Prompt:
In this exercise, return the whole listing exactly, excluding any images.
┌──
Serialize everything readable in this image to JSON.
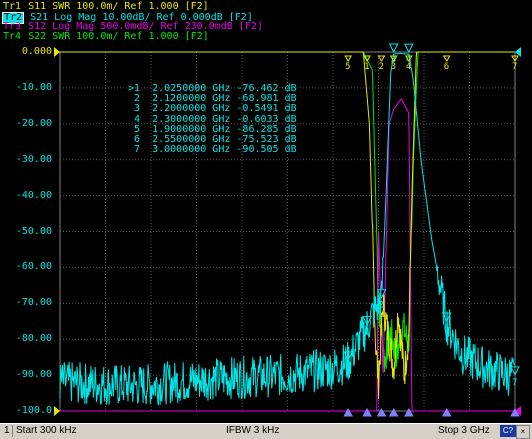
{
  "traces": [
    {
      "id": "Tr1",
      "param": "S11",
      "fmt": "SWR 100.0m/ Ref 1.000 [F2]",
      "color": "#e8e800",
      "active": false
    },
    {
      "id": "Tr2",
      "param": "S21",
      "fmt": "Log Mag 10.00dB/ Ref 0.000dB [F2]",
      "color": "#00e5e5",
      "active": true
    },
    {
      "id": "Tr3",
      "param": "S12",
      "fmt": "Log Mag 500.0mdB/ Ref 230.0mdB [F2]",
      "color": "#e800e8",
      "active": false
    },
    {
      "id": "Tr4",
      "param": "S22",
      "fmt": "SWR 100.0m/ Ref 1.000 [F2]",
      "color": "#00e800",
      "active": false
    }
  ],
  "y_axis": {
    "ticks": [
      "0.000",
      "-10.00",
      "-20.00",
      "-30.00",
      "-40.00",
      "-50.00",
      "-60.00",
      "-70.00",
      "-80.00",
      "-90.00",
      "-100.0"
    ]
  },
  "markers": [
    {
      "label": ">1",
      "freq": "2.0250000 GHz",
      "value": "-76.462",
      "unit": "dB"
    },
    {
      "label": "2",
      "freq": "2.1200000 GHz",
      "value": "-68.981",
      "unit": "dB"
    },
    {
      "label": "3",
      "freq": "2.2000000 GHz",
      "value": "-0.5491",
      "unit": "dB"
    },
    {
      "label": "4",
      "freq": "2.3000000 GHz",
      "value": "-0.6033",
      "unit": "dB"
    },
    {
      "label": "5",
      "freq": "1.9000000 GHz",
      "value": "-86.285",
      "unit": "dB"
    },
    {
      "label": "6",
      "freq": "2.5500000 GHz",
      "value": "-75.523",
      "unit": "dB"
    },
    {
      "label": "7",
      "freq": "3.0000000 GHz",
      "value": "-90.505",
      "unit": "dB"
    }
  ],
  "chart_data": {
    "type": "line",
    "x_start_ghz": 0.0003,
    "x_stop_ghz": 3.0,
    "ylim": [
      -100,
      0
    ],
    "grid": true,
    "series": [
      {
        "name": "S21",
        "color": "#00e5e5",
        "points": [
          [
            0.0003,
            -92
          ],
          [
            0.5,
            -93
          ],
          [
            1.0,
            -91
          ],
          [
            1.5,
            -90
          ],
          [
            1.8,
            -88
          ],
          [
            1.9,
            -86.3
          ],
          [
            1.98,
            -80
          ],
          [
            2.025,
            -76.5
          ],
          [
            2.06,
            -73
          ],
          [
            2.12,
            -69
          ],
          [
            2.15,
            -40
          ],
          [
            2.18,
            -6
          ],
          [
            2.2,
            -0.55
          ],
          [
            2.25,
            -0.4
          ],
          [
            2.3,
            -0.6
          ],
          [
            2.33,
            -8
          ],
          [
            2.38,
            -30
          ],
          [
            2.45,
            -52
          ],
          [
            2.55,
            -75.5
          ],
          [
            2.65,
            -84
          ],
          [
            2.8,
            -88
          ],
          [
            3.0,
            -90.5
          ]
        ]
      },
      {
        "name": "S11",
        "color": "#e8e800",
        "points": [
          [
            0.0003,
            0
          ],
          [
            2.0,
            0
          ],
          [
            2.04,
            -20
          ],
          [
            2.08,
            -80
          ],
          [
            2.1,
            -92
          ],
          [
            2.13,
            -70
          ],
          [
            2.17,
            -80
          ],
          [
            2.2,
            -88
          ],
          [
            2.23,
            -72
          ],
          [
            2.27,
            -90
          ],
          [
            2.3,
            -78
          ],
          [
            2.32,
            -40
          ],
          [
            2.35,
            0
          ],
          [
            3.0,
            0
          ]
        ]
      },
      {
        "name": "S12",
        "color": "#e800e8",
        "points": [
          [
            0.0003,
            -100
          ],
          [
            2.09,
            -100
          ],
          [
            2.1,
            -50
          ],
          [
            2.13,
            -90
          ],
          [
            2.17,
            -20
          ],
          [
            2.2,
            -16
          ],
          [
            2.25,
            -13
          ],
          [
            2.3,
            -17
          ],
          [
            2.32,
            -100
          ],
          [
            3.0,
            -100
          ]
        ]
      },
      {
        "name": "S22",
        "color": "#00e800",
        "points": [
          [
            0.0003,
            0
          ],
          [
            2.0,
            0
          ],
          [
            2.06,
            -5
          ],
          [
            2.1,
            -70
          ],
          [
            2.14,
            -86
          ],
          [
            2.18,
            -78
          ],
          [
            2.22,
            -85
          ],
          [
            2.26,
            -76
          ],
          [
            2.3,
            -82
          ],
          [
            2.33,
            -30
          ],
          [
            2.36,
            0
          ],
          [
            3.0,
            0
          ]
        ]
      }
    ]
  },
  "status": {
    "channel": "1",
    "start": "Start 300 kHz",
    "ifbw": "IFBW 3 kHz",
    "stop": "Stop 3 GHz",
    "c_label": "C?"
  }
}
└──
Output for this task:
Serialize everything readable in this image to JSON.
{
  "traces": [
    {
      "id": "Tr1",
      "param": "S11",
      "fmt": "SWR 100.0m/ Ref 1.000 [F2]",
      "color": "#e8e800",
      "active": false
    },
    {
      "id": "Tr2",
      "param": "S21",
      "fmt": "Log Mag 10.00dB/ Ref 0.000dB [F2]",
      "color": "#00e5e5",
      "active": true
    },
    {
      "id": "Tr3",
      "param": "S12",
      "fmt": "Log Mag 500.0mdB/ Ref 230.0mdB [F2]",
      "color": "#e800e8",
      "active": false
    },
    {
      "id": "Tr4",
      "param": "S22",
      "fmt": "SWR 100.0m/ Ref 1.000 [F2]",
      "color": "#00e800",
      "active": false
    }
  ],
  "y_axis": {
    "ticks": [
      "0.000",
      "-10.00",
      "-20.00",
      "-30.00",
      "-40.00",
      "-50.00",
      "-60.00",
      "-70.00",
      "-80.00",
      "-90.00",
      "-100.0"
    ]
  },
  "markers": [
    {
      "label": ">1",
      "freq": "2.0250000 GHz",
      "value": "-76.462",
      "unit": "dB"
    },
    {
      "label": "2",
      "freq": "2.1200000 GHz",
      "value": "-68.981",
      "unit": "dB"
    },
    {
      "label": "3",
      "freq": "2.2000000 GHz",
      "value": "-0.5491",
      "unit": "dB"
    },
    {
      "label": "4",
      "freq": "2.3000000 GHz",
      "value": "-0.6033",
      "unit": "dB"
    },
    {
      "label": "5",
      "freq": "1.9000000 GHz",
      "value": "-86.285",
      "unit": "dB"
    },
    {
      "label": "6",
      "freq": "2.5500000 GHz",
      "value": "-75.523",
      "unit": "dB"
    },
    {
      "label": "7",
      "freq": "3.0000000 GHz",
      "value": "-90.505",
      "unit": "dB"
    }
  ],
  "chart_data": {
    "type": "line",
    "x_start_ghz": 0.0003,
    "x_stop_ghz": 3.0,
    "ylim": [
      -100,
      0
    ],
    "grid": true,
    "series": [
      {
        "name": "S21",
        "color": "#00e5e5",
        "points": [
          [
            0.0003,
            -92
          ],
          [
            0.5,
            -93
          ],
          [
            1.0,
            -91
          ],
          [
            1.5,
            -90
          ],
          [
            1.8,
            -88
          ],
          [
            1.9,
            -86.3
          ],
          [
            1.98,
            -80
          ],
          [
            2.025,
            -76.5
          ],
          [
            2.06,
            -73
          ],
          [
            2.12,
            -69
          ],
          [
            2.15,
            -40
          ],
          [
            2.18,
            -6
          ],
          [
            2.2,
            -0.55
          ],
          [
            2.25,
            -0.4
          ],
          [
            2.3,
            -0.6
          ],
          [
            2.33,
            -8
          ],
          [
            2.38,
            -30
          ],
          [
            2.45,
            -52
          ],
          [
            2.55,
            -75.5
          ],
          [
            2.65,
            -84
          ],
          [
            2.8,
            -88
          ],
          [
            3.0,
            -90.5
          ]
        ]
      },
      {
        "name": "S11",
        "color": "#e8e800",
        "points": [
          [
            0.0003,
            0
          ],
          [
            2.0,
            0
          ],
          [
            2.04,
            -20
          ],
          [
            2.08,
            -80
          ],
          [
            2.1,
            -92
          ],
          [
            2.13,
            -70
          ],
          [
            2.17,
            -80
          ],
          [
            2.2,
            -88
          ],
          [
            2.23,
            -72
          ],
          [
            2.27,
            -90
          ],
          [
            2.3,
            -78
          ],
          [
            2.32,
            -40
          ],
          [
            2.35,
            0
          ],
          [
            3.0,
            0
          ]
        ]
      },
      {
        "name": "S12",
        "color": "#e800e8",
        "points": [
          [
            0.0003,
            -100
          ],
          [
            2.09,
            -100
          ],
          [
            2.1,
            -50
          ],
          [
            2.13,
            -90
          ],
          [
            2.17,
            -20
          ],
          [
            2.2,
            -16
          ],
          [
            2.25,
            -13
          ],
          [
            2.3,
            -17
          ],
          [
            2.32,
            -100
          ],
          [
            3.0,
            -100
          ]
        ]
      },
      {
        "name": "S22",
        "color": "#00e800",
        "points": [
          [
            0.0003,
            0
          ],
          [
            2.0,
            0
          ],
          [
            2.06,
            -5
          ],
          [
            2.1,
            -70
          ],
          [
            2.14,
            -86
          ],
          [
            2.18,
            -78
          ],
          [
            2.22,
            -85
          ],
          [
            2.26,
            -76
          ],
          [
            2.3,
            -82
          ],
          [
            2.33,
            -30
          ],
          [
            2.36,
            0
          ],
          [
            3.0,
            0
          ]
        ]
      }
    ]
  },
  "status": {
    "channel": "1",
    "start": "Start 300 kHz",
    "ifbw": "IFBW 3 kHz",
    "stop": "Stop 3 GHz",
    "c_label": "C?"
  }
}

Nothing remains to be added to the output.